_Listagem apresentada_
========================================

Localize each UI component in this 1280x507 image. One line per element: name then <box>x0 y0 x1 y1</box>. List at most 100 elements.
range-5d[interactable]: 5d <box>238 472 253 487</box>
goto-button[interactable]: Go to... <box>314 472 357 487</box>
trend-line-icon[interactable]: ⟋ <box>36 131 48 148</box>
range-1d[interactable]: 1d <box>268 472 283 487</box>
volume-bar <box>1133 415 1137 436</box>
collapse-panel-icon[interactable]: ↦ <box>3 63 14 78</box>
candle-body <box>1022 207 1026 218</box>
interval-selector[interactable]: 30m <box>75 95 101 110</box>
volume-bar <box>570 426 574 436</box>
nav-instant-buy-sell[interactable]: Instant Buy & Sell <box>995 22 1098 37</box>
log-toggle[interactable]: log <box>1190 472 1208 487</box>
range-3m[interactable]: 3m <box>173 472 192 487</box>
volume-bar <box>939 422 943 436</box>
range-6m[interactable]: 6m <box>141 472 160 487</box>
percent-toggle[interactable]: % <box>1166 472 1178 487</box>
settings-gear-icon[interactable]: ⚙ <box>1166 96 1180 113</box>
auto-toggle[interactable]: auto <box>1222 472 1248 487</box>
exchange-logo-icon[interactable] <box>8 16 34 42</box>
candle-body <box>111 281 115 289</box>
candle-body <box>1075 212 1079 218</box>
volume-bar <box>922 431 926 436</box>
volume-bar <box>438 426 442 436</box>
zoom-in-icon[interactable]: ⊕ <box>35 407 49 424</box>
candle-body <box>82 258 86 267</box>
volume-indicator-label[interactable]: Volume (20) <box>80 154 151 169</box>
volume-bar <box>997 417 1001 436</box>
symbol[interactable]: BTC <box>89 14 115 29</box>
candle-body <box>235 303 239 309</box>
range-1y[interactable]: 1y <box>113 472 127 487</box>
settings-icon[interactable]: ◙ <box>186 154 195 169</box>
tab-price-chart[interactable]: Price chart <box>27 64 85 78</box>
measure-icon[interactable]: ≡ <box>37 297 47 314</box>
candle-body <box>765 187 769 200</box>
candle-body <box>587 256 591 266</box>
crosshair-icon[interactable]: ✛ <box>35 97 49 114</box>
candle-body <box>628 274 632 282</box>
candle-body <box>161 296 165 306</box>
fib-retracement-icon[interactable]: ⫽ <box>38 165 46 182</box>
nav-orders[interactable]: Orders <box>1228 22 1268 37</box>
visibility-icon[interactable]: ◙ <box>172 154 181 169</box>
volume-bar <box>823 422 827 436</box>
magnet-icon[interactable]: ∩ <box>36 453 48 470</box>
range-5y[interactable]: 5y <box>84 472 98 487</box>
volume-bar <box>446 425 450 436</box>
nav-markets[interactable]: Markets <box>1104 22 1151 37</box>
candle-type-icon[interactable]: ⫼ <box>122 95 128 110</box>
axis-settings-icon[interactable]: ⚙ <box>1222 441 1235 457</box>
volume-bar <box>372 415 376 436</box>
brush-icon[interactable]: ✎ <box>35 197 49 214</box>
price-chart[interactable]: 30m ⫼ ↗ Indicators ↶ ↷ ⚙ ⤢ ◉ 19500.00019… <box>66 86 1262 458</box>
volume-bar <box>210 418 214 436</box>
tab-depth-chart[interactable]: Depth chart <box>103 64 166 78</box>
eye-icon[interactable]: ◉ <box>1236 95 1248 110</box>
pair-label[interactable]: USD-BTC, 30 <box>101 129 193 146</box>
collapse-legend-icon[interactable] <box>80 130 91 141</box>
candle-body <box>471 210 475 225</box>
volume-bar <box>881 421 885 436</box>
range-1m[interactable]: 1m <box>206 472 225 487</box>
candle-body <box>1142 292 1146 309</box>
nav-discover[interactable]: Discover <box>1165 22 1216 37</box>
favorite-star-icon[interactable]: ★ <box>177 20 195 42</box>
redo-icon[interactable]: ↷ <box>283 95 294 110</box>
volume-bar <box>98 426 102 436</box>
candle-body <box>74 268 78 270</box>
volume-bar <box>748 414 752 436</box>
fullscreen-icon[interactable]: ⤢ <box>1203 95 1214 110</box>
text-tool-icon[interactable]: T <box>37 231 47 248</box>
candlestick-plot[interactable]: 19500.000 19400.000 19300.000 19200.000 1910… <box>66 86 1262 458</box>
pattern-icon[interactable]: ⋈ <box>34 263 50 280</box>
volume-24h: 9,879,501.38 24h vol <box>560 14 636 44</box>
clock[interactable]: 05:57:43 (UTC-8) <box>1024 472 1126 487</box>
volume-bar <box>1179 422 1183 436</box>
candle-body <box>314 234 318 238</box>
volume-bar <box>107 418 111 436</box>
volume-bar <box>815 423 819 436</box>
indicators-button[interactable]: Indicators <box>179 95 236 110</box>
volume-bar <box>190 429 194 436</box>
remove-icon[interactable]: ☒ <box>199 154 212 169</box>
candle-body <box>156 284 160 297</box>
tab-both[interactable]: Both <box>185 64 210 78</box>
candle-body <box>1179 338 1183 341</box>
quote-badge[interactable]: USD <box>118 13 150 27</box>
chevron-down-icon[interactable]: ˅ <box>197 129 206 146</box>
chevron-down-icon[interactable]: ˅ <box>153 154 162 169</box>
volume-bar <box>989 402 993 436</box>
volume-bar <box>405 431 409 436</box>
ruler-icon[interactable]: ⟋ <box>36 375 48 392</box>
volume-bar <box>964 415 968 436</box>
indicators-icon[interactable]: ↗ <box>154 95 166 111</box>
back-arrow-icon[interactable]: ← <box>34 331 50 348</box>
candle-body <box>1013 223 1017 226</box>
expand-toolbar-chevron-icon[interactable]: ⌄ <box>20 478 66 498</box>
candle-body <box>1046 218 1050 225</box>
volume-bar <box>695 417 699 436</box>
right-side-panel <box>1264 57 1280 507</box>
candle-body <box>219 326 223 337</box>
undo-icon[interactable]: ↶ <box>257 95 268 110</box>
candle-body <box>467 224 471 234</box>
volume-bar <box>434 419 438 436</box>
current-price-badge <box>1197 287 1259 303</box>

========================================

_Tarefa proposta_
Reproduza a listagem acima inteira, linha por linha, sem alterar nenhum caractere.

_A solução_
Localize each UI component in this 1280x507 image. One line per element: name then <box>x0 y0 x1 y1</box>. List at most 100 elements.
range-5d[interactable]: 5d <box>238 472 253 487</box>
goto-button[interactable]: Go to... <box>314 472 357 487</box>
trend-line-icon[interactable]: ⟋ <box>36 131 48 148</box>
range-1d[interactable]: 1d <box>268 472 283 487</box>
volume-bar <box>1133 415 1137 436</box>
collapse-panel-icon[interactable]: ↦ <box>3 63 14 78</box>
candle-body <box>1022 207 1026 218</box>
interval-selector[interactable]: 30m <box>75 95 101 110</box>
volume-bar <box>570 426 574 436</box>
nav-instant-buy-sell[interactable]: Instant Buy & Sell <box>995 22 1098 37</box>
log-toggle[interactable]: log <box>1190 472 1208 487</box>
range-3m[interactable]: 3m <box>173 472 192 487</box>
volume-bar <box>939 422 943 436</box>
range-6m[interactable]: 6m <box>141 472 160 487</box>
percent-toggle[interactable]: % <box>1166 472 1178 487</box>
settings-gear-icon[interactable]: ⚙ <box>1166 96 1180 113</box>
auto-toggle[interactable]: auto <box>1222 472 1248 487</box>
exchange-logo-icon[interactable] <box>8 16 34 42</box>
candle-body <box>111 281 115 289</box>
candle-body <box>1075 212 1079 218</box>
volume-bar <box>922 431 926 436</box>
volume-bar <box>438 426 442 436</box>
zoom-in-icon[interactable]: ⊕ <box>35 407 49 424</box>
candle-body <box>82 258 86 267</box>
volume-indicator-label[interactable]: Volume (20) <box>80 154 151 169</box>
volume-bar <box>997 417 1001 436</box>
symbol[interactable]: BTC <box>89 14 115 29</box>
candle-body <box>235 303 239 309</box>
range-1y[interactable]: 1y <box>113 472 127 487</box>
settings-icon[interactable]: ◙ <box>186 154 195 169</box>
tab-price-chart[interactable]: Price chart <box>27 64 85 78</box>
measure-icon[interactable]: ≡ <box>37 297 47 314</box>
candle-body <box>765 187 769 200</box>
candle-body <box>587 256 591 266</box>
crosshair-icon[interactable]: ✛ <box>35 97 49 114</box>
candle-body <box>628 274 632 282</box>
candle-body <box>161 296 165 306</box>
fib-retracement-icon[interactable]: ⫽ <box>38 165 46 182</box>
nav-orders[interactable]: Orders <box>1228 22 1268 37</box>
visibility-icon[interactable]: ◙ <box>172 154 181 169</box>
volume-bar <box>823 422 827 436</box>
magnet-icon[interactable]: ∩ <box>36 453 48 470</box>
range-5y[interactable]: 5y <box>84 472 98 487</box>
volume-bar <box>446 425 450 436</box>
nav-markets[interactable]: Markets <box>1104 22 1151 37</box>
candle-type-icon[interactable]: ⫼ <box>122 95 128 110</box>
axis-settings-icon[interactable]: ⚙ <box>1222 441 1235 457</box>
volume-bar <box>372 415 376 436</box>
brush-icon[interactable]: ✎ <box>35 197 49 214</box>
price-chart[interactable]: 30m ⫼ ↗ Indicators ↶ ↷ ⚙ ⤢ ◉ 19500.00019… <box>66 86 1262 458</box>
volume-bar <box>210 418 214 436</box>
tab-depth-chart[interactable]: Depth chart <box>103 64 166 78</box>
eye-icon[interactable]: ◉ <box>1236 95 1248 110</box>
pair-label[interactable]: USD-BTC, 30 <box>101 129 193 146</box>
collapse-legend-icon[interactable] <box>80 130 91 141</box>
candle-body <box>471 210 475 225</box>
volume-bar <box>881 421 885 436</box>
range-1m[interactable]: 1m <box>206 472 225 487</box>
candle-body <box>1142 292 1146 309</box>
nav-discover[interactable]: Discover <box>1165 22 1216 37</box>
favorite-star-icon[interactable]: ★ <box>177 20 195 42</box>
redo-icon[interactable]: ↷ <box>283 95 294 110</box>
volume-bar <box>98 426 102 436</box>
candle-body <box>74 268 78 270</box>
volume-bar <box>748 414 752 436</box>
fullscreen-icon[interactable]: ⤢ <box>1203 95 1214 110</box>
text-tool-icon[interactable]: T <box>37 231 47 248</box>
candlestick-plot[interactable]: 19500.000 19400.000 19300.000 19200.000 1910… <box>66 86 1262 458</box>
pattern-icon[interactable]: ⋈ <box>34 263 50 280</box>
volume-24h: 9,879,501.38 24h vol <box>560 14 636 44</box>
clock[interactable]: 05:57:43 (UTC-8) <box>1024 472 1126 487</box>
volume-bar <box>1179 422 1183 436</box>
candle-body <box>314 234 318 238</box>
volume-bar <box>107 418 111 436</box>
volume-bar <box>815 423 819 436</box>
indicators-button[interactable]: Indicators <box>179 95 236 110</box>
volume-bar <box>190 429 194 436</box>
remove-icon[interactable]: ☒ <box>199 154 212 169</box>
candle-body <box>156 284 160 297</box>
tab-both[interactable]: Both <box>185 64 210 78</box>
candle-body <box>1179 338 1183 341</box>
quote-badge[interactable]: USD <box>118 13 150 27</box>
chevron-down-icon[interactable]: ˅ <box>197 129 206 146</box>
chevron-down-icon[interactable]: ˅ <box>153 154 162 169</box>
volume-bar <box>989 402 993 436</box>
volume-bar <box>405 431 409 436</box>
ruler-icon[interactable]: ⟋ <box>36 375 48 392</box>
volume-bar <box>964 415 968 436</box>
indicators-icon[interactable]: ↗ <box>154 95 166 111</box>
back-arrow-icon[interactable]: ← <box>34 331 50 348</box>
candle-body <box>1013 223 1017 226</box>
expand-toolbar-chevron-icon[interactable]: ⌄ <box>20 478 66 498</box>
candle-body <box>1046 218 1050 225</box>
volume-bar <box>695 417 699 436</box>
right-side-panel <box>1264 57 1280 507</box>
candle-body <box>219 326 223 337</box>
undo-icon[interactable]: ↶ <box>257 95 268 110</box>
candle-body <box>467 224 471 234</box>
volume-bar <box>434 419 438 436</box>
current-price-badge <box>1197 287 1259 303</box>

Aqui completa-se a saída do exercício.